- Task to carry out -
Copy out every line that contains the word "bowing".

Items from a dataset:
--- Begin ---

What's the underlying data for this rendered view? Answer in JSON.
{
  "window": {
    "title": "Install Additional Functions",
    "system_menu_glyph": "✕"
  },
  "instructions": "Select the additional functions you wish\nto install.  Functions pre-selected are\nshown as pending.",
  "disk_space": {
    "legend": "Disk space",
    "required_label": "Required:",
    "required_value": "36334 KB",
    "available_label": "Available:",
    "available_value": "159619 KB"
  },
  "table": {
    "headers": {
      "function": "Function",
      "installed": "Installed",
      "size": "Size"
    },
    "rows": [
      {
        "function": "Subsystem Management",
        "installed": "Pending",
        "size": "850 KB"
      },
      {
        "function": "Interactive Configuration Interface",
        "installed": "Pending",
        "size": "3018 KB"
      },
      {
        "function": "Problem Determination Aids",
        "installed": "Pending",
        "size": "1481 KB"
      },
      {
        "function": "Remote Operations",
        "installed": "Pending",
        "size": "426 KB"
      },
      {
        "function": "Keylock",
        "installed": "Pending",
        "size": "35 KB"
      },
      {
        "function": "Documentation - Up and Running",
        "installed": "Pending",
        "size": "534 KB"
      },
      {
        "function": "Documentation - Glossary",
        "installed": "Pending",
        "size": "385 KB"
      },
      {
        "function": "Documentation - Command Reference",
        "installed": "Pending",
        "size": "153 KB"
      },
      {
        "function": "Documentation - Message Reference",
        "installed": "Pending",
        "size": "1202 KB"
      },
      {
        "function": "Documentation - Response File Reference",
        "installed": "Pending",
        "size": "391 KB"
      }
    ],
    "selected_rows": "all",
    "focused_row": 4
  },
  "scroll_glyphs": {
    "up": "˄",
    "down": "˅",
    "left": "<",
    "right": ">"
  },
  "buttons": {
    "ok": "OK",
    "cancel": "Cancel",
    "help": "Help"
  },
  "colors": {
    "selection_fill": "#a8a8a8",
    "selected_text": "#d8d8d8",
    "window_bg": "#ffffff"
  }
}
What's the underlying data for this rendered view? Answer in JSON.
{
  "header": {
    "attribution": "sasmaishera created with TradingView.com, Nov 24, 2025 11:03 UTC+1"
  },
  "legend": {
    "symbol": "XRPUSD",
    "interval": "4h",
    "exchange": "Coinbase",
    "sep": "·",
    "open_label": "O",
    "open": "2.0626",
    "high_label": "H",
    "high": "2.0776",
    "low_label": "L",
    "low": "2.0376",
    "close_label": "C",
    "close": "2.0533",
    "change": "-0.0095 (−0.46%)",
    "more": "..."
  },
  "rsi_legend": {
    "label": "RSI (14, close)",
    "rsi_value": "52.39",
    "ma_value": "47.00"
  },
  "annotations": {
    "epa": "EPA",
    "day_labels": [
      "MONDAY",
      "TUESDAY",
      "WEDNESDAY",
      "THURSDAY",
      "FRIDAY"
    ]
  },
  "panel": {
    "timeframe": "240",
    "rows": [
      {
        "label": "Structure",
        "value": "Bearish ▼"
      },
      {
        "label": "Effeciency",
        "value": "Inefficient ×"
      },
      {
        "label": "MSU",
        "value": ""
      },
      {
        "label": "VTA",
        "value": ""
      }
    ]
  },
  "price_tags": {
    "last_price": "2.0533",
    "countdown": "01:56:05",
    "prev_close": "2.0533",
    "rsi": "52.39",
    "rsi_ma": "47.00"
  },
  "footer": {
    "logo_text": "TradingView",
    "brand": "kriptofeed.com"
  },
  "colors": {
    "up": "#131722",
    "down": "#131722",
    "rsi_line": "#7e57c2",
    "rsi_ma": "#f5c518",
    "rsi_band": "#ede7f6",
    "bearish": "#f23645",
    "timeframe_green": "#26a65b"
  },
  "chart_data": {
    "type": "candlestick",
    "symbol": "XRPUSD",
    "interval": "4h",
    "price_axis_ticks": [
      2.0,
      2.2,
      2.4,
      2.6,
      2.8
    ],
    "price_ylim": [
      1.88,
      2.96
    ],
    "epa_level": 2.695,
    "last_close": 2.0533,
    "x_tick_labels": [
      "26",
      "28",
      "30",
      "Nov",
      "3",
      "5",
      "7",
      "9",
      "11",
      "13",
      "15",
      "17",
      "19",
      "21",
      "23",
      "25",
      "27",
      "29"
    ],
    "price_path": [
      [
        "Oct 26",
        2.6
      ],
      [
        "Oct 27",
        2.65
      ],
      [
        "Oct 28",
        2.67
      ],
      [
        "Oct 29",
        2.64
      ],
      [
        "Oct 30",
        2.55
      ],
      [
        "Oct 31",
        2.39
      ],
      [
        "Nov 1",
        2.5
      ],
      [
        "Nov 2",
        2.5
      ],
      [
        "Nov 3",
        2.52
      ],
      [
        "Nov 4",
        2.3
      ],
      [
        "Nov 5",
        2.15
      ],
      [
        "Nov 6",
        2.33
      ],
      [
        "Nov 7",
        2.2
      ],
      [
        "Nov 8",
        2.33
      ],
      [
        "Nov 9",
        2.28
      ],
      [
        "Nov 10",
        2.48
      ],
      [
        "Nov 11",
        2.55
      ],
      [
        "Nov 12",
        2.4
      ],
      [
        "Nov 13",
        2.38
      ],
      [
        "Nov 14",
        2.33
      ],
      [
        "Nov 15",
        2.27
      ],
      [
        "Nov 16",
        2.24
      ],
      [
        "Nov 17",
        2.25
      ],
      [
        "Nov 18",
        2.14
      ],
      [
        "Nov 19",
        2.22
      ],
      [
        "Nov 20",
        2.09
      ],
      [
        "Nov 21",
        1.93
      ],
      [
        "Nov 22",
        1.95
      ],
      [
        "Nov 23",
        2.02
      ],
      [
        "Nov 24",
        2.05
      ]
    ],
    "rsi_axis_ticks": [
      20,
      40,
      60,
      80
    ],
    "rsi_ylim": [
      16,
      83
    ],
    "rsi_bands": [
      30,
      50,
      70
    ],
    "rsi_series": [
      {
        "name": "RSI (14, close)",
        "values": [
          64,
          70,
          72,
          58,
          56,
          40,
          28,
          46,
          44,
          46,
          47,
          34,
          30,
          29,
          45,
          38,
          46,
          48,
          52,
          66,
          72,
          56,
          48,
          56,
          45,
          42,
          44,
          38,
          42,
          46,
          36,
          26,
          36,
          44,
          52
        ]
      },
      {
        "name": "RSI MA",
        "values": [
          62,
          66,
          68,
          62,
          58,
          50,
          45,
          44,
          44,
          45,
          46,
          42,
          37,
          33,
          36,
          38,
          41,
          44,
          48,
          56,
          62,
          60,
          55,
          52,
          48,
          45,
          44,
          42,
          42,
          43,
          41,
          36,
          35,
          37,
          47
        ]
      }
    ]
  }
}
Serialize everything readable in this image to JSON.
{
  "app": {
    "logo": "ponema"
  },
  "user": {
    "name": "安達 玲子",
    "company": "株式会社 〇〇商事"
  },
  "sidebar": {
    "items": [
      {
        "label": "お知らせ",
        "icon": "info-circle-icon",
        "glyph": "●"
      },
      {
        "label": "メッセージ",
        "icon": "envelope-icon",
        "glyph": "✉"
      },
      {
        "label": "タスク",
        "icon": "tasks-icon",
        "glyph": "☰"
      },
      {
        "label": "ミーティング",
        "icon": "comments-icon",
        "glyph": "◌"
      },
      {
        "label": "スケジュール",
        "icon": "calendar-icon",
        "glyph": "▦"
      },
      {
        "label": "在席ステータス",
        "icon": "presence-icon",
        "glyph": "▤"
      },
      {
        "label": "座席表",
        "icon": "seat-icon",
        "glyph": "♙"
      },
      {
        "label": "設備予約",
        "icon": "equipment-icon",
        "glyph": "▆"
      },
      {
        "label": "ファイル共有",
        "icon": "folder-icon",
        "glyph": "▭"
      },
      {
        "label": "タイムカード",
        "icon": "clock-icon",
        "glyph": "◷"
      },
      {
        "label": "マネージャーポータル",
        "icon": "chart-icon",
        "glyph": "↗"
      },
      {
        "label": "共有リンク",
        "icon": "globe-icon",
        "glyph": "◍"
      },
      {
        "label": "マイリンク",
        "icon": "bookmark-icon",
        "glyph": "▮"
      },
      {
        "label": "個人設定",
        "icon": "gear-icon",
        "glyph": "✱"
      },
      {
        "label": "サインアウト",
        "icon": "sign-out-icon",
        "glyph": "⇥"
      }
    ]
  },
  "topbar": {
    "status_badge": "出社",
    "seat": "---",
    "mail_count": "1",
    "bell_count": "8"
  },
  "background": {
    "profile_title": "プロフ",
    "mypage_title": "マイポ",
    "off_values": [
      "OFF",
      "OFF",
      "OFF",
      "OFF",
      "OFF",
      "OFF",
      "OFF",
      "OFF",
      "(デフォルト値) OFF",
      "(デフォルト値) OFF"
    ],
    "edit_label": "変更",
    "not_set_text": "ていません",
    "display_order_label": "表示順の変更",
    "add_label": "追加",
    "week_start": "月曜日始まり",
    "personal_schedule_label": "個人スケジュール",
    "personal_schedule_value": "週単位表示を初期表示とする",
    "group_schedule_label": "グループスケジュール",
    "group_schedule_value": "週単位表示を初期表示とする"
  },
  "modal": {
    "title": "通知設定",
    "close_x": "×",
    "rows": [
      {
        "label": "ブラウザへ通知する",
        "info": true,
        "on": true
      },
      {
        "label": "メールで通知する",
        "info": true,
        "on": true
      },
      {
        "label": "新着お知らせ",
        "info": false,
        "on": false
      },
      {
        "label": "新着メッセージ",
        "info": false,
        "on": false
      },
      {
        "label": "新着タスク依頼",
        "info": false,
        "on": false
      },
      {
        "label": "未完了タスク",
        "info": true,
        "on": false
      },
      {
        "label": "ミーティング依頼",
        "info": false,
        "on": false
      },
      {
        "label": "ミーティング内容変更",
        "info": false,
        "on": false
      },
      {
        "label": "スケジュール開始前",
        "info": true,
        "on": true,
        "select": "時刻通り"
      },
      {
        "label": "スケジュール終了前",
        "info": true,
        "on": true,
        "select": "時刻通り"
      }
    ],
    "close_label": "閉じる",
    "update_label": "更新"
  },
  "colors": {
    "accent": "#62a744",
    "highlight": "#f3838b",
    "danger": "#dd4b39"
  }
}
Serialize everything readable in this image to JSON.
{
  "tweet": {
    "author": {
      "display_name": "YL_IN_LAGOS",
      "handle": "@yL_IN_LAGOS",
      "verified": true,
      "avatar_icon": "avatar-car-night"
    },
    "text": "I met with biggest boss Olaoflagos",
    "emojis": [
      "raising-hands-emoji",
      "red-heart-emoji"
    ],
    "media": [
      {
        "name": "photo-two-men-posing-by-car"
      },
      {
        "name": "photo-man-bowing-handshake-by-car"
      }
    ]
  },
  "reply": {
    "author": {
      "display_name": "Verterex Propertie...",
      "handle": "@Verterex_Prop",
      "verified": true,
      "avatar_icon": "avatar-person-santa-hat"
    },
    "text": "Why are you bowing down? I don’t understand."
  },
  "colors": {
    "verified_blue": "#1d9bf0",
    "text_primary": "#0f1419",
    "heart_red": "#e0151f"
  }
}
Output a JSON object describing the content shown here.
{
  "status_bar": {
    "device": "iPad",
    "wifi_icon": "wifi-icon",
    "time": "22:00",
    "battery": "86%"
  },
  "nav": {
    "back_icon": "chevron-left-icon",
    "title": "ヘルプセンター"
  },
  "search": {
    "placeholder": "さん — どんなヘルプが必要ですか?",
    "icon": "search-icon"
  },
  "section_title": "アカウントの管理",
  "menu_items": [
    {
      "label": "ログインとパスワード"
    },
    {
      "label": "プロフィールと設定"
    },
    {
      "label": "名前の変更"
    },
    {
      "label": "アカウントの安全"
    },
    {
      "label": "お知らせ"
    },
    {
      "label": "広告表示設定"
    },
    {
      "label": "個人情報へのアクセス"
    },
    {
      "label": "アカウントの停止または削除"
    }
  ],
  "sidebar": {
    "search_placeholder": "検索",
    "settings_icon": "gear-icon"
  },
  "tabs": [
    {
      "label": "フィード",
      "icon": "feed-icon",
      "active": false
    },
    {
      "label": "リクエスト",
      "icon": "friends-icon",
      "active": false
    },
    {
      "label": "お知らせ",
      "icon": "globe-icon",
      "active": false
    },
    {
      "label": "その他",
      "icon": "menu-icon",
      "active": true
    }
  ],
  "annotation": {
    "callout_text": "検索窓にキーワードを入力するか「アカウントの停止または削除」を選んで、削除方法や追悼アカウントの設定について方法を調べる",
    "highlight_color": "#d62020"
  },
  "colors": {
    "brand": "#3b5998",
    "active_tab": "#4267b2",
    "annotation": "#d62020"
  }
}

--- End ---

- Answer for the task -
        "name": "photo-man-bowing-handshake-by-car"
    "text": "Why are you bowing down? I don’t understand."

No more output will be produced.